__WHAT IS ASKED__.
Give the listing again in full, exactly as written.

== INFORMATION SUPPLIED

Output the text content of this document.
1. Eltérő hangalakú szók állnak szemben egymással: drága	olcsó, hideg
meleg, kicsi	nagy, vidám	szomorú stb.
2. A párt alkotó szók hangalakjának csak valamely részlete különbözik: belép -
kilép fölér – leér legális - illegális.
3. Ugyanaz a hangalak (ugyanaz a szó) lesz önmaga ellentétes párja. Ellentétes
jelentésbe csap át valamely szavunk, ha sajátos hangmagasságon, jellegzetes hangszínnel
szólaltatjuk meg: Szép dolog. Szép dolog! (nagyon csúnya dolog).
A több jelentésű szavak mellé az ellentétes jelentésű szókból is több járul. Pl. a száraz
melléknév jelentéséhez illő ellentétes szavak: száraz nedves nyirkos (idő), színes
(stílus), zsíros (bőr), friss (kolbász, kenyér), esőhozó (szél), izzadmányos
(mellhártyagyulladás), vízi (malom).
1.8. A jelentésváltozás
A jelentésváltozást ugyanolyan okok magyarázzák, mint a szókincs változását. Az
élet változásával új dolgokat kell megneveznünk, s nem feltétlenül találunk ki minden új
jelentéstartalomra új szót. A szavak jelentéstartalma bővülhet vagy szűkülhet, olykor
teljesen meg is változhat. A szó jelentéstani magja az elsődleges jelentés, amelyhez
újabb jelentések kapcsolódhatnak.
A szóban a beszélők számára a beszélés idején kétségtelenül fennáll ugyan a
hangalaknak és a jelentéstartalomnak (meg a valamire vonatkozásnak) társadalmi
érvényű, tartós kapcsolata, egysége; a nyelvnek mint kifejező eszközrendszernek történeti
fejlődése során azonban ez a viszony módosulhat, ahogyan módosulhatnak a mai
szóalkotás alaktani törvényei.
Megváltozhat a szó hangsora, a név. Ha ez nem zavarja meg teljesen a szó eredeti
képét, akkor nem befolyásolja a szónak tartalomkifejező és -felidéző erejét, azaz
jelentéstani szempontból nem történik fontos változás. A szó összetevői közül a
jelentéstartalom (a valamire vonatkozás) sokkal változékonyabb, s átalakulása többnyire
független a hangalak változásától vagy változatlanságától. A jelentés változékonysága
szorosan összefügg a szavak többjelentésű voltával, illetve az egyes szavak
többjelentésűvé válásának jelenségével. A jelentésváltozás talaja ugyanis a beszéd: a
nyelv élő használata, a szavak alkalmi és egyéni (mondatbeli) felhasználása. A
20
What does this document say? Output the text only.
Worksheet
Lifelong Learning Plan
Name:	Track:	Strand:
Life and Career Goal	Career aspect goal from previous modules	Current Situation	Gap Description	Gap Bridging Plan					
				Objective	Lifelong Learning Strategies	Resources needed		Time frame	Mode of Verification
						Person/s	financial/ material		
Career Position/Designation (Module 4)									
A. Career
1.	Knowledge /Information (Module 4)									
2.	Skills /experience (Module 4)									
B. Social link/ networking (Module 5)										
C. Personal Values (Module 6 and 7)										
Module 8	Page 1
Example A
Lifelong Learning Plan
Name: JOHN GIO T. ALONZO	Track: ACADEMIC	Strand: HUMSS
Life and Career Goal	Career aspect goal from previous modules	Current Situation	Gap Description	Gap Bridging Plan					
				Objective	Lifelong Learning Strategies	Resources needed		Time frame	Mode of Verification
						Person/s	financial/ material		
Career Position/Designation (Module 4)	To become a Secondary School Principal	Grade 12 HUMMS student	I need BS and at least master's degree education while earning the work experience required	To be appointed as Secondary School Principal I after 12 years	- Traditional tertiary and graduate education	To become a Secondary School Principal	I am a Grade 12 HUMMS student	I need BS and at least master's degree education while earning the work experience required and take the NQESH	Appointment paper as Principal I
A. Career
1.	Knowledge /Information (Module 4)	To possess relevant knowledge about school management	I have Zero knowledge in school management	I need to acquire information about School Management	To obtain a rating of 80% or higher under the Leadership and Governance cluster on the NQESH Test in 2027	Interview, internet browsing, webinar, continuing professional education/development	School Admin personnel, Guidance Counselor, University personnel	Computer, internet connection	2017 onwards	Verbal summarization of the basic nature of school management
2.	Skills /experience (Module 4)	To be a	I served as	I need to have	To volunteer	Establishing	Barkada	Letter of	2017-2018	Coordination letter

====

__OUTPUT BELOW__.
Output the text content of this document.
1. Eltérő hangalakú szók állnak szemben egymással: drága	olcsó, hideg
meleg, kicsi	nagy, vidám	szomorú stb.
2. A párt alkotó szók hangalakjának csak valamely részlete különbözik: belép -
kilép fölér – leér legális - illegális.
3. Ugyanaz a hangalak (ugyanaz a szó) lesz önmaga ellentétes párja. Ellentétes
jelentésbe csap át valamely szavunk, ha sajátos hangmagasságon, jellegzetes hangszínnel
szólaltatjuk meg: Szép dolog. Szép dolog! (nagyon csúnya dolog).
A több jelentésű szavak mellé az ellentétes jelentésű szókból is több járul. Pl. a száraz
melléknév jelentéséhez illő ellentétes szavak: száraz nedves nyirkos (idő), színes
(stílus), zsíros (bőr), friss (kolbász, kenyér), esőhozó (szél), izzadmányos
(mellhártyagyulladás), vízi (malom).
1.8. A jelentésváltozás
A jelentésváltozást ugyanolyan okok magyarázzák, mint a szókincs változását. Az
élet változásával új dolgokat kell megneveznünk, s nem feltétlenül találunk ki minden új
jelentéstartalomra új szót. A szavak jelentéstartalma bővülhet vagy szűkülhet, olykor
teljesen meg is változhat. A szó jelentéstani magja az elsődleges jelentés, amelyhez
újabb jelentések kapcsolódhatnak.
A szóban a beszélők számára a beszélés idején kétségtelenül fennáll ugyan a
hangalaknak és a jelentéstartalomnak (meg a valamire vonatkozásnak) társadalmi
érvényű, tartós kapcsolata, egysége; a nyelvnek mint kifejező eszközrendszernek történeti
fejlődése során azonban ez a viszony módosulhat, ahogyan módosulhatnak a mai
szóalkotás alaktani törvényei.
Megváltozhat a szó hangsora, a név. Ha ez nem zavarja meg teljesen a szó eredeti
képét, akkor nem befolyásolja a szónak tartalomkifejező és -felidéző erejét, azaz
jelentéstani szempontból nem történik fontos változás. A szó összetevői közül a
jelentéstartalom (a valamire vonatkozás) sokkal változékonyabb, s átalakulása többnyire
független a hangalak változásától vagy változatlanságától. A jelentés változékonysága
szorosan összefügg a szavak többjelentésű voltával, illetve az egyes szavak
többjelentésűvé válásának jelenségével. A jelentésváltozás talaja ugyanis a beszéd: a
nyelv élő használata, a szavak alkalmi és egyéni (mondatbeli) felhasználása. A
20
What does this document say? Output the text only.
Worksheet
Lifelong Learning Plan
Name:	Track:	Strand:
Life and Career Goal	Career aspect goal from previous modules	Current Situation	Gap Description	Gap Bridging Plan					
				Objective	Lifelong Learning Strategies	Resources needed		Time frame	Mode of Verification
						Person/s	financial/ material		
Career Position/Designation (Module 4)									
A. Career
1.	Knowledge /Information (Module 4)									
2.	Skills /experience (Module 4)									
B. Social link/ networking (Module 5)										
C. Personal Values (Module 6 and 7)										
Module 8	Page 1
Example A
Lifelong Learning Plan
Name: JOHN GIO T. ALONZO	Track: ACADEMIC	Strand: HUMSS
Life and Career Goal	Career aspect goal from previous modules	Current Situation	Gap Description	Gap Bridging Plan					
				Objective	Lifelong Learning Strategies	Resources needed		Time frame	Mode of Verification
						Person/s	financial/ material		
Career Position/Designation (Module 4)	To become a Secondary School Principal	Grade 12 HUMMS student	I need BS and at least master's degree education while earning the work experience required	To be appointed as Secondary School Principal I after 12 years	- Traditional tertiary and graduate education	To become a Secondary School Principal	I am a Grade 12 HUMMS student	I need BS and at least master's degree education while earning the work experience required and take the NQESH	Appointment paper as Principal I
A. Career
1.	Knowledge /Information (Module 4)	To possess relevant knowledge about school management	I have Zero knowledge in school management	I need to acquire information about School Management	To obtain a rating of 80% or higher under the Leadership and Governance cluster on the NQESH Test in 2027	Interview, internet browsing, webinar, continuing professional education/development	School Admin personnel, Guidance Counselor, University personnel	Computer, internet connection	2017 onwards	Verbal summarization of the basic nature of school management
2.	Skills /experience (Module 4)	To be a	I served as	I need to have	To volunteer	Establishing	Barkada	Letter of	2017-2018	Coordination letter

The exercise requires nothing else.